Begin

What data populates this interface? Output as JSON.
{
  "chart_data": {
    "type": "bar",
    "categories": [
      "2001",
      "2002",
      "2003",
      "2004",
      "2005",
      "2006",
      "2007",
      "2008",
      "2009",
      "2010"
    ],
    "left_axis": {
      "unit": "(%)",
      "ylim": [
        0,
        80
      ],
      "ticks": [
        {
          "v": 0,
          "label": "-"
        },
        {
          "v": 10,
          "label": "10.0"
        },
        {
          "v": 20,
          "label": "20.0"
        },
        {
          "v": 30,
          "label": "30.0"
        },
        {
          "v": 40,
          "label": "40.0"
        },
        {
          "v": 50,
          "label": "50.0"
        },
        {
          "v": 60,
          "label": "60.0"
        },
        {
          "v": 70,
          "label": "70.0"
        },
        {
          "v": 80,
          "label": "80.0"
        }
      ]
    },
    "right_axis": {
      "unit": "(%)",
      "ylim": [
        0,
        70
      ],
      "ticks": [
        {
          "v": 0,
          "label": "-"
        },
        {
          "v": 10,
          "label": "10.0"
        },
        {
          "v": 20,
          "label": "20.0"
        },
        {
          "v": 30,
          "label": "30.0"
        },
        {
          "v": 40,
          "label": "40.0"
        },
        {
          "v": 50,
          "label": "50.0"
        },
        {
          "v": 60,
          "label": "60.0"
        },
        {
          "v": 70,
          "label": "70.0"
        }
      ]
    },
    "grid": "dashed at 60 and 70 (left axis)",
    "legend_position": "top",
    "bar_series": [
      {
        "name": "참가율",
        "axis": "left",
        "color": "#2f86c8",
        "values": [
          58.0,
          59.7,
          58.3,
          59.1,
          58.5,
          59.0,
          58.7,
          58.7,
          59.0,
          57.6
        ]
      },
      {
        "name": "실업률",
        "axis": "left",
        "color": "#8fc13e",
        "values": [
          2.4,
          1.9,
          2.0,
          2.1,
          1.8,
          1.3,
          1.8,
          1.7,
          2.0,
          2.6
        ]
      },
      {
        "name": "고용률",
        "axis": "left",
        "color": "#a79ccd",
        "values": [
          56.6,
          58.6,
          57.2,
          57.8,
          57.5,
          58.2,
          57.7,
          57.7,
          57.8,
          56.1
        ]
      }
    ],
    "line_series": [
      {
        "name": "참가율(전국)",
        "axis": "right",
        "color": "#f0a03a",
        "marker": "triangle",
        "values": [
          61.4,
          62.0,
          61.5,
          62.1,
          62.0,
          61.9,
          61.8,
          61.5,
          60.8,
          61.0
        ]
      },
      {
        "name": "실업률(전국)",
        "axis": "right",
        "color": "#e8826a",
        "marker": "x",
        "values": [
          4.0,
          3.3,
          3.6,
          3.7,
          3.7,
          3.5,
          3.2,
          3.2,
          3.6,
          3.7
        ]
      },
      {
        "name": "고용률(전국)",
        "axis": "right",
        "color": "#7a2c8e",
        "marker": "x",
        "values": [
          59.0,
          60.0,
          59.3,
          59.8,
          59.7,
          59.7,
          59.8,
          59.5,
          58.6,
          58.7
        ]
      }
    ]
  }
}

End

__Written instruction__
Repeat the material above exactly.

__Written answer__
What data populates this interface? Output as JSON.
{
  "chart_data": {
    "type": "bar",
    "categories": [
      "2001",
      "2002",
      "2003",
      "2004",
      "2005",
      "2006",
      "2007",
      "2008",
      "2009",
      "2010"
    ],
    "left_axis": {
      "unit": "(%)",
      "ylim": [
        0,
        80
      ],
      "ticks": [
        {
          "v": 0,
          "label": "-"
        },
        {
          "v": 10,
          "label": "10.0"
        },
        {
          "v": 20,
          "label": "20.0"
        },
        {
          "v": 30,
          "label": "30.0"
        },
        {
          "v": 40,
          "label": "40.0"
        },
        {
          "v": 50,
          "label": "50.0"
        },
        {
          "v": 60,
          "label": "60.0"
        },
        {
          "v": 70,
          "label": "70.0"
        },
        {
          "v": 80,
          "label": "80.0"
        }
      ]
    },
    "right_axis": {
      "unit": "(%)",
      "ylim": [
        0,
        70
      ],
      "ticks": [
        {
          "v": 0,
          "label": "-"
        },
        {
          "v": 10,
          "label": "10.0"
        },
        {
          "v": 20,
          "label": "20.0"
        },
        {
          "v": 30,
          "label": "30.0"
        },
        {
          "v": 40,
          "label": "40.0"
        },
        {
          "v": 50,
          "label": "50.0"
        },
        {
          "v": 60,
          "label": "60.0"
        },
        {
          "v": 70,
          "label": "70.0"
        }
      ]
    },
    "grid": "dashed at 60 and 70 (left axis)",
    "legend_position": "top",
    "bar_series": [
      {
        "name": "참가율",
        "axis": "left",
        "color": "#2f86c8",
        "values": [
          58.0,
          59.7,
          58.3,
          59.1,
          58.5,
          59.0,
          58.7,
          58.7,
          59.0,
          57.6
        ]
      },
      {
        "name": "실업률",
        "axis": "left",
        "color": "#8fc13e",
        "values": [
          2.4,
          1.9,
          2.0,
          2.1,
          1.8,
          1.3,
          1.8,
          1.7,
          2.0,
          2.6
        ]
      },
      {
        "name": "고용률",
        "axis": "left",
        "color": "#a79ccd",
        "values": [
          56.6,
          58.6,
          57.2,
          57.8,
          57.5,
          58.2,
          57.7,
          57.7,
          57.8,
          56.1
        ]
      }
    ],
    "line_series": [
      {
        "name": "참가율(전국)",
        "axis": "right",
        "color": "#f0a03a",
        "marker": "triangle",
        "values": [
          61.4,
          62.0,
          61.5,
          62.1,
          62.0,
          61.9,
          61.8,
          61.5,
          60.8,
          61.0
        ]
      },
      {
        "name": "실업률(전국)",
        "axis": "right",
        "color": "#e8826a",
        "marker": "x",
        "values": [
          4.0,
          3.3,
          3.6,
          3.7,
          3.7,
          3.5,
          3.2,
          3.2,
          3.6,
          3.7
        ]
      },
      {
        "name": "고용률(전국)",
        "axis": "right",
        "color": "#7a2c8e",
        "marker": "x",
        "values": [
          59.0,
          60.0,
          59.3,
          59.8,
          59.7,
          59.7,
          59.8,
          59.5,
          58.6,
          58.7
        ]
      }
    ]
  }
}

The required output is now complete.